"""

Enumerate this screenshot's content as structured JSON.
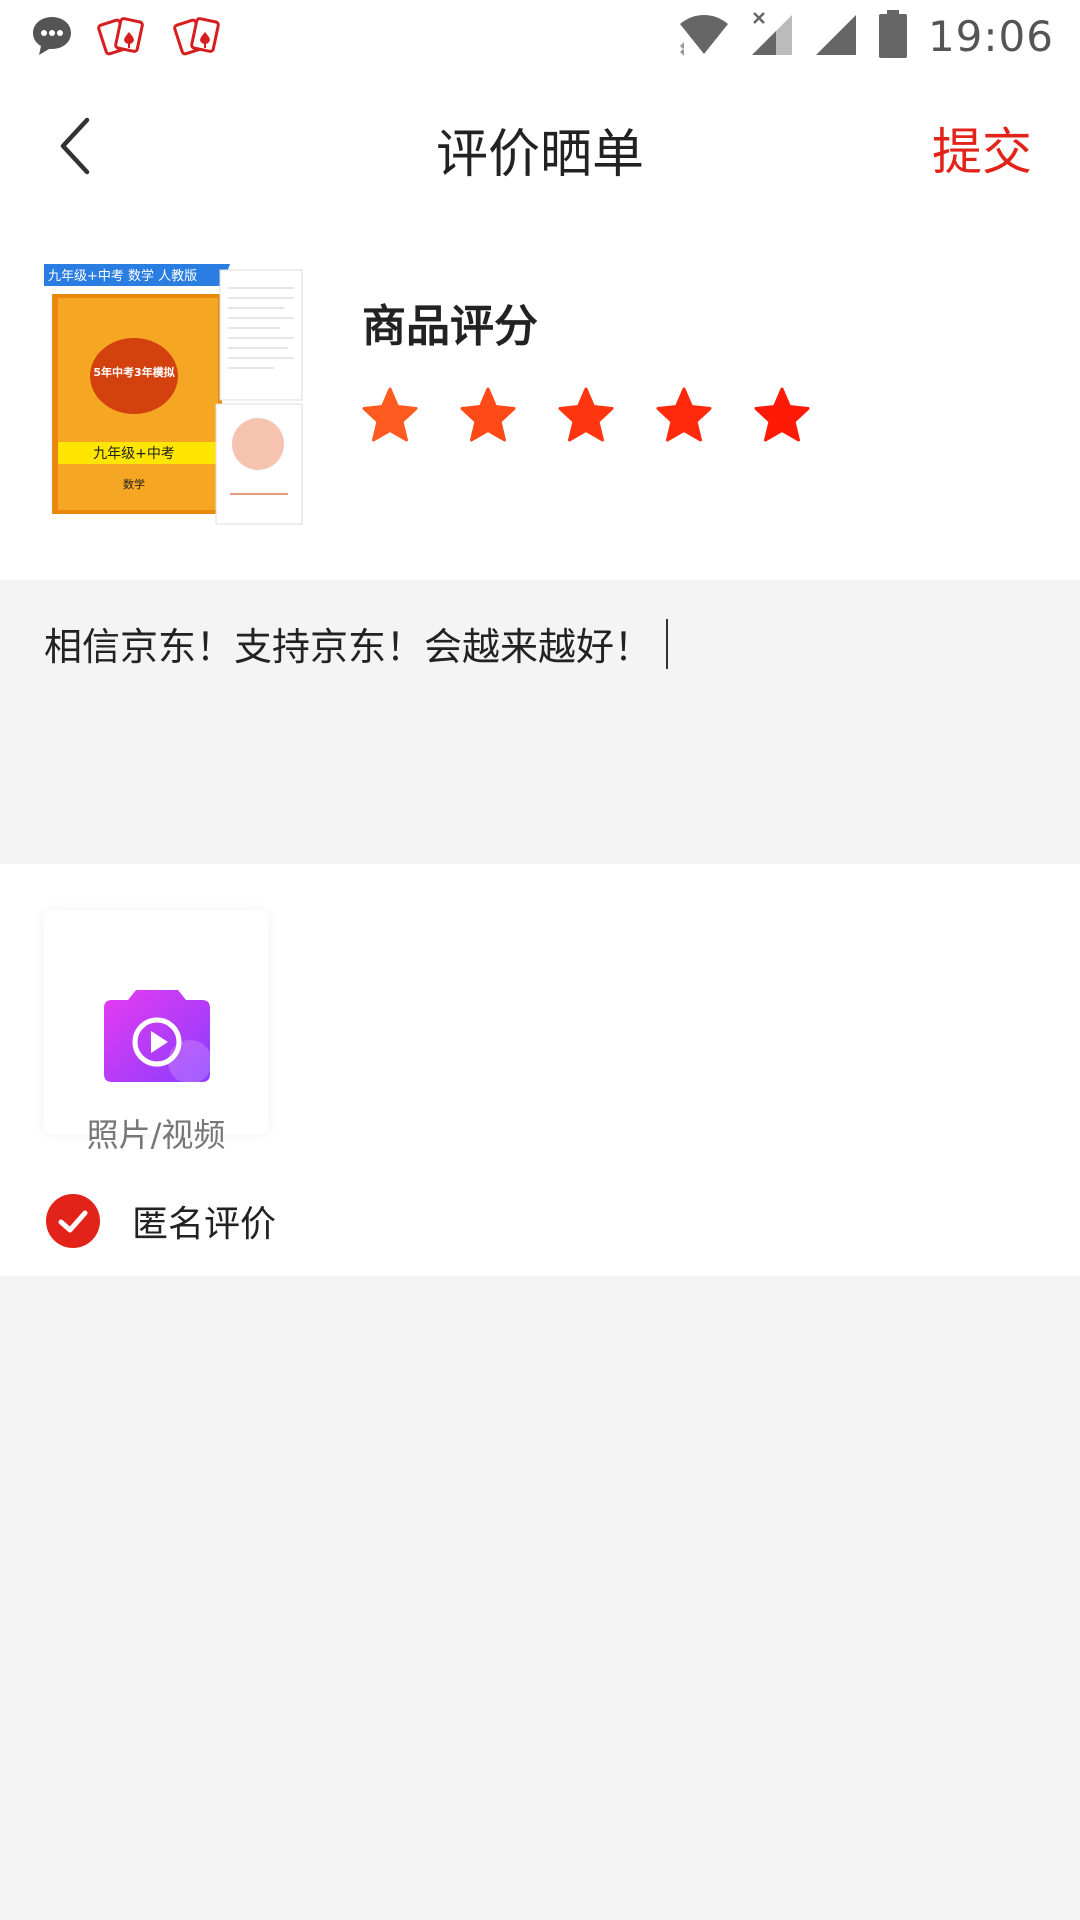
{
  "status_bar": {
    "time": "19:06",
    "icons": [
      "message-icon",
      "poker-app-icon",
      "poker-app-icon",
      "wifi-icon",
      "signal-icon",
      "signal-icon",
      "battery-icon"
    ]
  },
  "header": {
    "title": "评价晒单",
    "submit_label": "提交",
    "back_icon": "chevron-left-icon"
  },
  "product": {
    "cover_texts": {
      "banner": "九年级+中考  数学  人教版",
      "brand": "5年中考3年模拟",
      "grade": "九年级+中考",
      "subject": "数学"
    },
    "rating_title": "商品评分",
    "rating": 5,
    "rating_max": 5,
    "star_colors": [
      "#ff5a1f",
      "#ff4a18",
      "#ff3510",
      "#ff2a0c",
      "#ff1a08"
    ]
  },
  "comment": {
    "text": "相信京东！支持京东！会越来越好！"
  },
  "media": {
    "upload_label": "照片/视频",
    "upload_icon": "camera-video-icon"
  },
  "anonymous": {
    "label": "匿名评价",
    "checked": true,
    "color": "#e2231a"
  },
  "colors": {
    "accent": "#e2231a",
    "background": "#f4f4f4"
  }
}
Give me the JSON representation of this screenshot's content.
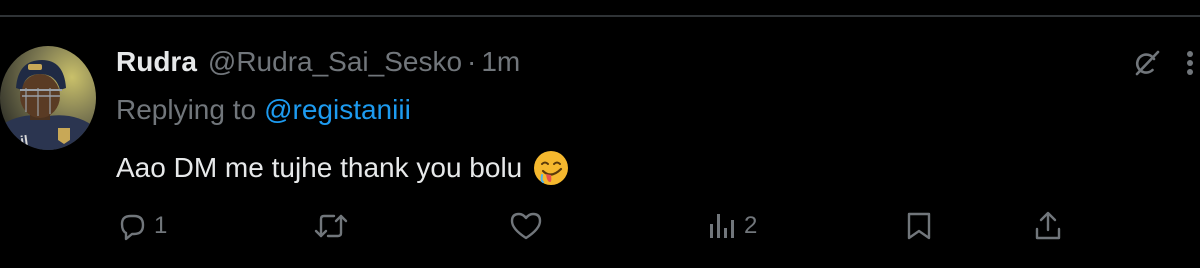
{
  "tweet": {
    "author_name": "Rudra",
    "author_handle": "@Rudra_Sai_Sesko",
    "separator": "·",
    "timestamp": "1m",
    "reply_prefix": "Replying to",
    "reply_mention": "@registaniii",
    "text": "Aao DM me tujhe thank you bolu",
    "emoji": "drooling-face",
    "avatar_jersey_text": "mil"
  },
  "actions": {
    "reply_count": "1",
    "retweet_count": "",
    "like_count": "",
    "views_count": "2"
  },
  "colors": {
    "background": "#000000",
    "primary_text": "#e7e9ea",
    "secondary_text": "#71767b",
    "accent": "#1d9bf0",
    "divider": "#2f3336"
  },
  "icons": {
    "grok": "grok-icon",
    "more": "more-icon",
    "reply": "reply-icon",
    "retweet": "retweet-icon",
    "like": "heart-icon",
    "views": "views-icon",
    "bookmark": "bookmark-icon",
    "share": "share-icon"
  }
}
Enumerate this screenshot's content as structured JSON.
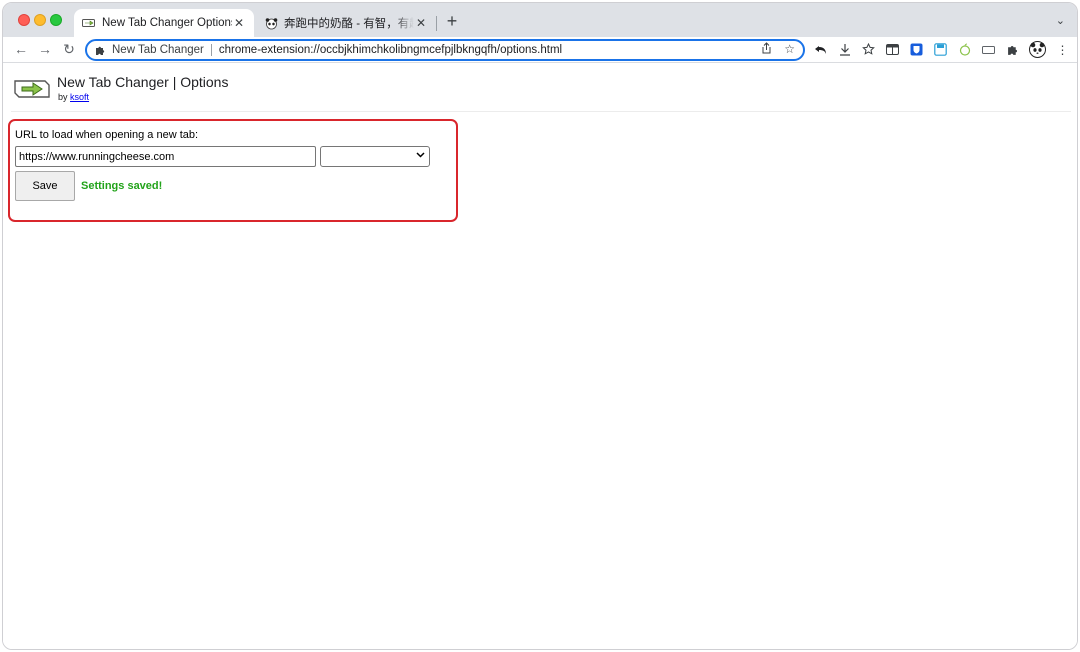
{
  "browser": {
    "tabs": [
      {
        "title": "New Tab Changer Options",
        "active": true,
        "favicon": "arrow-icon"
      },
      {
        "title": "奔跑中的奶酪 - 有智，有趣，",
        "active": false,
        "favicon": "panda-icon"
      }
    ],
    "new_tab_symbol": "+",
    "omnibox": {
      "site_chip": "New Tab Changer",
      "url": "chrome-extension://occbjkhimchkolibngmcefpjlbkngqfh/options.html"
    }
  },
  "page": {
    "title": "New Tab Changer | Options",
    "by_prefix": "by",
    "author_link": "ksoft",
    "url_label": "URL to load when opening a new tab:",
    "url_value": "https://www.runningcheese.com",
    "preset_selected": "",
    "save_label": "Save",
    "status_text": "Settings saved!"
  },
  "colors": {
    "accent": "#1a73e8",
    "highlight_border": "#d9262c",
    "status_green": "#22a31a"
  }
}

"""

**Task:**
Reproduce every line above as written, skipping pictures.

**Written reply:**
Enumerate this screenshot's content as structured JSON.
{
  "status_bar": {
    "time": "19:06",
    "icons": [
      "message-icon",
      "poker-app-icon",
      "poker-app-icon",
      "wifi-icon",
      "signal-icon",
      "signal-icon",
      "battery-icon"
    ]
  },
  "header": {
    "title": "评价晒单",
    "submit_label": "提交",
    "back_icon": "chevron-left-icon"
  },
  "product": {
    "cover_texts": {
      "banner": "九年级+中考  数学  人教版",
      "brand": "5年中考3年模拟",
      "grade": "九年级+中考",
      "subject": "数学"
    },
    "rating_title": "商品评分",
    "rating": 5,
    "rating_max": 5,
    "star_colors": [
      "#ff5a1f",
      "#ff4a18",
      "#ff3510",
      "#ff2a0c",
      "#ff1a08"
    ]
  },
  "comment": {
    "text": "相信京东！支持京东！会越来越好！"
  },
  "media": {
    "upload_label": "照片/视频",
    "upload_icon": "camera-video-icon"
  },
  "anonymous": {
    "label": "匿名评价",
    "checked": true,
    "color": "#e2231a"
  },
  "colors": {
    "accent": "#e2231a",
    "background": "#f4f4f4"
  }
}
Give me the JSON representation of this screenshot's content.
{
  "tweet": {
    "author_name": "Rudra",
    "author_handle": "@Rudra_Sai_Sesko",
    "separator": "·",
    "timestamp": "1m",
    "reply_prefix": "Replying to",
    "reply_mention": "@registaniii",
    "text": "Aao DM me tujhe thank you bolu",
    "emoji": "drooling-face",
    "avatar_jersey_text": "mil"
  },
  "actions": {
    "reply_count": "1",
    "retweet_count": "",
    "like_count": "",
    "views_count": "2"
  },
  "colors": {
    "background": "#000000",
    "primary_text": "#e7e9ea",
    "secondary_text": "#71767b",
    "accent": "#1d9bf0",
    "divider": "#2f3336"
  },
  "icons": {
    "grok": "grok-icon",
    "more": "more-icon",
    "reply": "reply-icon",
    "retweet": "retweet-icon",
    "like": "heart-icon",
    "views": "views-icon",
    "bookmark": "bookmark-icon",
    "share": "share-icon"
  }
}
Enumerate this screenshot's content as structured JSON.
{
  "browser": {
    "tabs": [
      {
        "title": "New Tab Changer Options",
        "active": true,
        "favicon": "arrow-icon"
      },
      {
        "title": "奔跑中的奶酪 - 有智，有趣，",
        "active": false,
        "favicon": "panda-icon"
      }
    ],
    "new_tab_symbol": "+",
    "omnibox": {
      "site_chip": "New Tab Changer",
      "url": "chrome-extension://occbjkhimchkolibngmcefpjlbkngqfh/options.html"
    }
  },
  "page": {
    "title": "New Tab Changer | Options",
    "by_prefix": "by",
    "author_link": "ksoft",
    "url_label": "URL to load when opening a new tab:",
    "url_value": "https://www.runningcheese.com",
    "preset_selected": "",
    "save_label": "Save",
    "status_text": "Settings saved!"
  },
  "colors": {
    "accent": "#1a73e8",
    "highlight_border": "#d9262c",
    "status_green": "#22a31a"
  }
}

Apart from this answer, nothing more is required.